-- begin RECORDED INFORMATION --
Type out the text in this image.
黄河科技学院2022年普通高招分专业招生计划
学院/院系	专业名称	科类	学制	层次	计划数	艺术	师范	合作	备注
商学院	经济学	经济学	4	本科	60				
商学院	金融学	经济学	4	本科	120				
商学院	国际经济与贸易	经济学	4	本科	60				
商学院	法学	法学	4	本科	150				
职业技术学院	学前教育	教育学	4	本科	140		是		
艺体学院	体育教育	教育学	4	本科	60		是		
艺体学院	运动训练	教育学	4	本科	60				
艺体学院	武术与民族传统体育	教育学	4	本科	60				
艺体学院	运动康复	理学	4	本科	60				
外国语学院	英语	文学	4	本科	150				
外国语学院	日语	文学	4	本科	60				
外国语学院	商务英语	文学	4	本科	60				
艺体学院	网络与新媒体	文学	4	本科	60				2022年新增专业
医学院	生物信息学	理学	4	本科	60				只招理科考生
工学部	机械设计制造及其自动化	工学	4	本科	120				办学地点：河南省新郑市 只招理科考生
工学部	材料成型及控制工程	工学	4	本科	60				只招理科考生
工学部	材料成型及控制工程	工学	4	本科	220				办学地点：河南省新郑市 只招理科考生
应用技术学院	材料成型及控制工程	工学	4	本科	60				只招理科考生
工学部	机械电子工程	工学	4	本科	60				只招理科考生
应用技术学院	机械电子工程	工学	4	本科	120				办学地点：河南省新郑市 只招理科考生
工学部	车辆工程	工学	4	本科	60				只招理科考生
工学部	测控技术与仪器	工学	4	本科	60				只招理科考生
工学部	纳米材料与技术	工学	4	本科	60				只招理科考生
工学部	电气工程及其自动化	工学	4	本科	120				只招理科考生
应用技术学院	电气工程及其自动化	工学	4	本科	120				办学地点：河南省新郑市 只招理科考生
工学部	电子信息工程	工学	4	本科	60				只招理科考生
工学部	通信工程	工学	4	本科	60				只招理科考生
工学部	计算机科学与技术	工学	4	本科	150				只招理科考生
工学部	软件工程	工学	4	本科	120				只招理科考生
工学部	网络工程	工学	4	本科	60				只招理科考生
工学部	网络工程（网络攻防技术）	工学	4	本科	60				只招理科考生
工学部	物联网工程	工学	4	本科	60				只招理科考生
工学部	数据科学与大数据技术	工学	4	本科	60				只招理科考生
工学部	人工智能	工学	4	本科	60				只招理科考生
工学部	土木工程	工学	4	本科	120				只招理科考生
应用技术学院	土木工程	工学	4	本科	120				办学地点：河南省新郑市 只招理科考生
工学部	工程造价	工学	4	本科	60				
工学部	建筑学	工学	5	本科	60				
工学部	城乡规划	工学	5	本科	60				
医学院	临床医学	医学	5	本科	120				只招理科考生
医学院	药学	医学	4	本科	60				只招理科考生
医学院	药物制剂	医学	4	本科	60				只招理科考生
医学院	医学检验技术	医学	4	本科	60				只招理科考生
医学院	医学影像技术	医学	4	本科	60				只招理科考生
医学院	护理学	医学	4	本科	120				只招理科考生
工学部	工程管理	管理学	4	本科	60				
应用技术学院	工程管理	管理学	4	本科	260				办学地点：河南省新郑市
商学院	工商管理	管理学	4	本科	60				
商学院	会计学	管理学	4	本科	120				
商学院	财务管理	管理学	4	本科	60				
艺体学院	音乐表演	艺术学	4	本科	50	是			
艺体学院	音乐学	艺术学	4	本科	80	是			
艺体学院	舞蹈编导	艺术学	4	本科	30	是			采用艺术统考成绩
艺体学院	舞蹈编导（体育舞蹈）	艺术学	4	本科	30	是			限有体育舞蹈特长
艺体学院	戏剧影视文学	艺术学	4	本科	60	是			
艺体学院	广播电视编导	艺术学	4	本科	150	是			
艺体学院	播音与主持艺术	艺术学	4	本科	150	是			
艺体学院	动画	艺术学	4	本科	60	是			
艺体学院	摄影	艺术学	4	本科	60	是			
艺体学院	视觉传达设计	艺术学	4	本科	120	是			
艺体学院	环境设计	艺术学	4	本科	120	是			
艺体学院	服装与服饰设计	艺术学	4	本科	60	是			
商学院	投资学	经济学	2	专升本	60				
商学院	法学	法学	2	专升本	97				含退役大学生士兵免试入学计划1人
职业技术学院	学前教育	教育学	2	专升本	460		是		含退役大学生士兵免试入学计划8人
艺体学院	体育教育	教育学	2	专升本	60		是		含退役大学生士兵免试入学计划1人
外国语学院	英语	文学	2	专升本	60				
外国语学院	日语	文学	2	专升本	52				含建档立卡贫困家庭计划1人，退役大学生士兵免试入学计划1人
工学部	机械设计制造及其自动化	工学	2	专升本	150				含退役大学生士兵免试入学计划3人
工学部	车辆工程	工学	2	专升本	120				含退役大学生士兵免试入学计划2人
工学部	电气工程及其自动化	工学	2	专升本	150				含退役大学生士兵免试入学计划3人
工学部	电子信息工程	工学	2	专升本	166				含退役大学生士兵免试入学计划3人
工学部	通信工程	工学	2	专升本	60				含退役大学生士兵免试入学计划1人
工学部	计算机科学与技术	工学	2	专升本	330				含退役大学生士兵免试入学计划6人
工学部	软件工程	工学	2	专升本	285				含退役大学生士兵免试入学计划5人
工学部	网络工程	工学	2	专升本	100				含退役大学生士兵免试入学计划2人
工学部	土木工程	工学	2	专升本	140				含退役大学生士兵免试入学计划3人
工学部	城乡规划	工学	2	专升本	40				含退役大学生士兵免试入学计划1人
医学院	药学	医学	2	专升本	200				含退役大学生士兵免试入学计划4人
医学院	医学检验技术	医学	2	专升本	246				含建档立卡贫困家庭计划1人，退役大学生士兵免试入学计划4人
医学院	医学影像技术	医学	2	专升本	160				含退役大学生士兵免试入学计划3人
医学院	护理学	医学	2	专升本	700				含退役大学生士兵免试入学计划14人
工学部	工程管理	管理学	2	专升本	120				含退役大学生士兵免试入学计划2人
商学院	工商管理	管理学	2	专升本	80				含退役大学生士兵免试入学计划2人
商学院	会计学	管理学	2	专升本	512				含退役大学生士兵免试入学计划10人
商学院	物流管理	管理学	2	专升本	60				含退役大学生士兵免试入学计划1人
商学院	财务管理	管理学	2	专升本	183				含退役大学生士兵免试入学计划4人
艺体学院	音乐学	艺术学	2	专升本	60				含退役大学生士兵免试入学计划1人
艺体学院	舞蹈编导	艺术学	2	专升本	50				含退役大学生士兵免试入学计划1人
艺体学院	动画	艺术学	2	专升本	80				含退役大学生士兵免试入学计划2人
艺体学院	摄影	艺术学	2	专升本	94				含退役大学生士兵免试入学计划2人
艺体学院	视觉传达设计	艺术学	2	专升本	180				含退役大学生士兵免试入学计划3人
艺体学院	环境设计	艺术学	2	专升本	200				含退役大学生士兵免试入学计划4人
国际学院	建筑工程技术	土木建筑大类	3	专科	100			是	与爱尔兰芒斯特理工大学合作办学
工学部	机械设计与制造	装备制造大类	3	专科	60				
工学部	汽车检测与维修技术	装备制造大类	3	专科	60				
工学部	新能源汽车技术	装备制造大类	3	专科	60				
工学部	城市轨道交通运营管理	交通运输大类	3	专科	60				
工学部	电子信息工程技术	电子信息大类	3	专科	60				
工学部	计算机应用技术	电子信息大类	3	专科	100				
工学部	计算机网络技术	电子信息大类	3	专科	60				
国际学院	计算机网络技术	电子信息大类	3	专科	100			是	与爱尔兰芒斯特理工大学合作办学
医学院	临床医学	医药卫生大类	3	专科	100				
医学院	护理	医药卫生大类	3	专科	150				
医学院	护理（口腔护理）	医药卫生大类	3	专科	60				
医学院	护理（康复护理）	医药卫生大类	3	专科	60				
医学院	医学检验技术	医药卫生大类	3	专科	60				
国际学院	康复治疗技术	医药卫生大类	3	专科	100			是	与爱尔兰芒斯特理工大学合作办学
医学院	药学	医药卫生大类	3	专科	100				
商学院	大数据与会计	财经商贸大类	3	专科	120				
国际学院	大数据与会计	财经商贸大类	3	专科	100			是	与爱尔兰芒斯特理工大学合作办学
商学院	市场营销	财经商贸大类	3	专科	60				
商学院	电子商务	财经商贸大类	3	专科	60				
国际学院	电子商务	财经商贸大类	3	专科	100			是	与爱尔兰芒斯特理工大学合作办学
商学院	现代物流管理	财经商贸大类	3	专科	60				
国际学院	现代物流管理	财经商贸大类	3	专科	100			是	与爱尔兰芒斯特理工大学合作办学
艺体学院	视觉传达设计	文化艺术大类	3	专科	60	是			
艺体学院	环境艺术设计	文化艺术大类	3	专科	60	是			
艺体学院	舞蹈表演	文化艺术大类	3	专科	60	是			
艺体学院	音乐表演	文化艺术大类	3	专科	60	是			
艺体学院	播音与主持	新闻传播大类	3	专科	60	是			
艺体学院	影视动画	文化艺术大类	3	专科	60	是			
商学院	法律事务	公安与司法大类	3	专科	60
-- end RECORDED INFORMATION --
STATED EXERCISE :: List the lines of the entries that include "土木工程".

THE REPLY ::
工学部	土木工程	工学	4	本科	120				只招理科考生
应用技术学院	土木工程	工学	4	本科	120				办学地点：河南省新郑市 只招理科考生
工学部	土木工程	工学	2	专升本	140				含退役大学生士兵免试入学计划3人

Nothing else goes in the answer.